* [Short task]
Gather each line of the records where "name" appears.

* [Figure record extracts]
>> begin

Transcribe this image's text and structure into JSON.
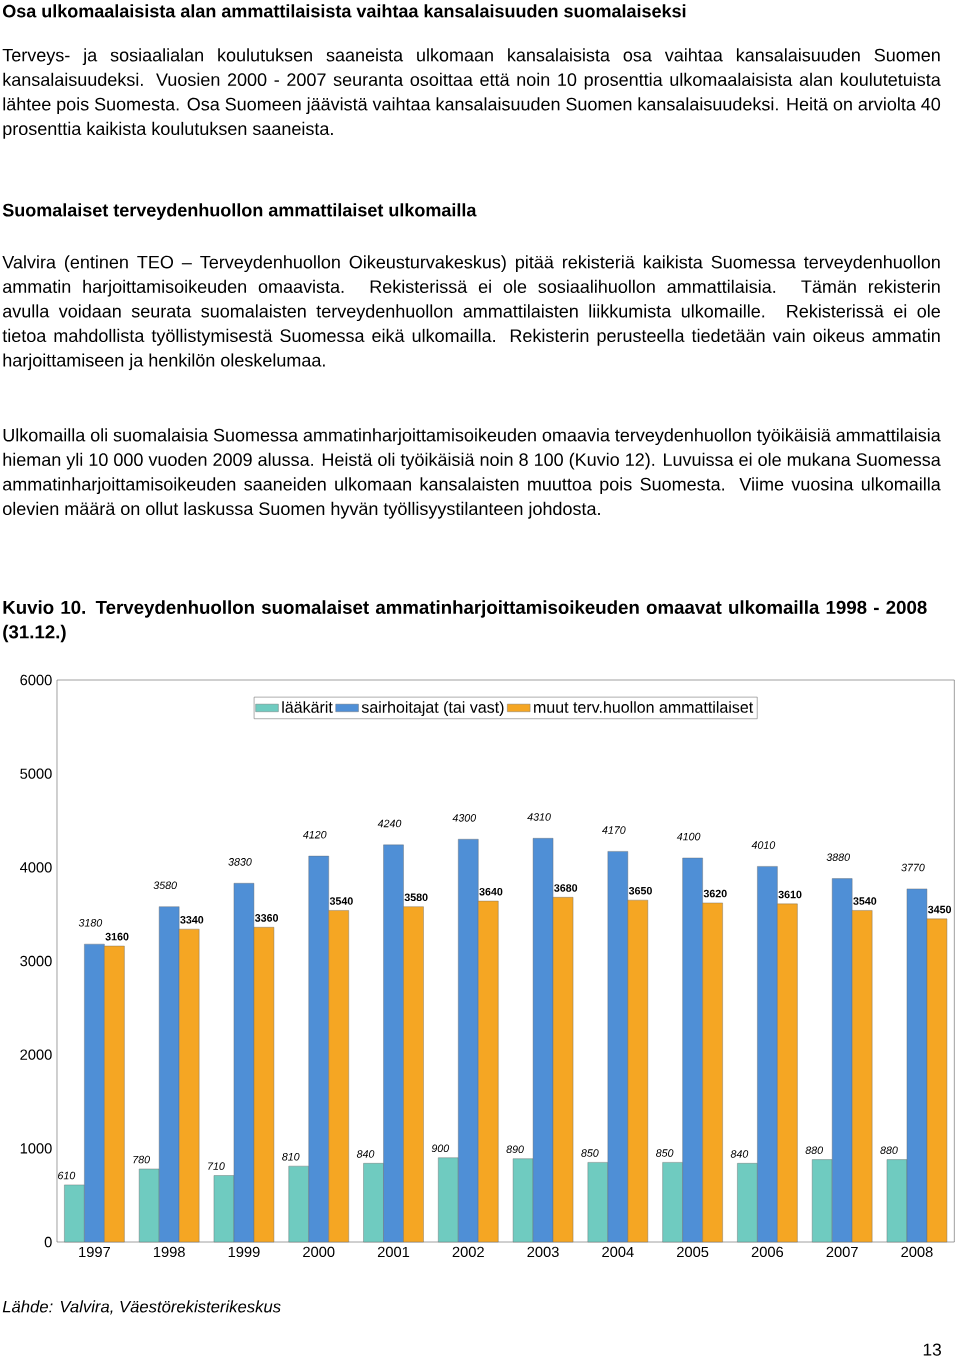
{
  "chart_data": {
    "type": "bar",
    "title": "Kuvio 10. Terveydenhuollon suomalaiset ammatinharjoittamisoikeuden omaavat ulkomailla 1998 - 2008 (31.12.)",
    "annotations": [
      "Osa ulkomaalaisista alan ammattilaisista vaihtaa kansalaisuuden suomalaiseksi",
      "Terveys- ja sosiaalialan koulutuksen saaneista ulkomaan kansalaisista osa vaihtaa kansalaisuuden Suomen kansalaisuudeksi. Vuosien 2000 - 2007 seuranta osoittaa että noin 10 prosenttia ulkomaalaisista alan koulutetuista lähtee pois Suomesta. Osa Suomeen jäävistä vaihtaa kansalaisuuden Suomen kansalaisuudeksi. Heitä on arviolta 40 prosenttia kaikista koulutuksen saaneista.",
      "Suomalaiset terveydenhuollon ammattilaiset ulkomailla",
      "Valvira (entinen TEO – Terveydenhuollon Oikeusturvakeskus) pitää rekisteriä kaikista Suomessa terveydenhuollon ammatin harjoittamisoikeuden omaavista. Rekisterissä ei ole sosiaalihuollon ammattilaisia. Tämän rekisterin avulla voidaan seurata suomalaisten terveydenhuollon ammattilaisten liikkumista ulkomaille. Rekisterissä ei ole tietoa mahdollista työllistymisestä Suomessa eikä ulkomailla. Rekisterin perusteella tiedetään vain oikeus ammatin harjoittamiseen ja henkilön oleskelumaa.",
      "Ulkomailla oli suomalaisia Suomessa ammatinharjoittamisoikeuden omaavia terveydenhuollon työikäisiä ammattilaisia hieman yli 10 000 vuoden 2009 alussa. Heistä oli työikäisiä noin 8 100 (Kuvio 12). Luvuissa ei ole mukana Suomessa ammatinharjoittamisoikeuden saaneiden ulkomaan kansalaisten muuttoa pois Suomesta. Viime vuosina ulkomailla olevien määrä on ollut laskussa Suomen hyvän työllisyystilanteen johdosta.",
      "Lähde: Valvira, Väestörekisterikeskus",
      "13"
    ],
    "categories": [
      "1997",
      "1998",
      "1999",
      "2000",
      "2001",
      "2002",
      "2003",
      "2004",
      "2005",
      "2006",
      "2007",
      "2008"
    ],
    "series": [
      {
        "name": "lääkärit",
        "color": "#6fcbc0",
        "values": [
          610,
          780,
          710,
          810,
          840,
          900,
          890,
          850,
          850,
          840,
          880,
          880
        ]
      },
      {
        "name": "sairhoitajat (tai vast)",
        "color": "#4f8fd6",
        "values": [
          3180,
          3580,
          3830,
          4120,
          4240,
          4300,
          4310,
          4170,
          4100,
          4010,
          3880,
          3770
        ]
      },
      {
        "name": "muut terv.huollon ammattilaiset",
        "color": "#f5a623",
        "values": [
          3160,
          3340,
          3360,
          3540,
          3580,
          3640,
          3680,
          3650,
          3620,
          3610,
          3540,
          3450
        ]
      }
    ],
    "ylim": [
      0,
      6000
    ],
    "yticks": [
      0,
      1000,
      2000,
      3000,
      4000,
      5000,
      6000
    ],
    "legend": "top",
    "data_labels": true
  }
}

>> end

* [Response below]
        "name": "lääkärit",
        "name": "sairhoitajat (tai vast)",
        "name": "muut terv.huollon ammattilaiset",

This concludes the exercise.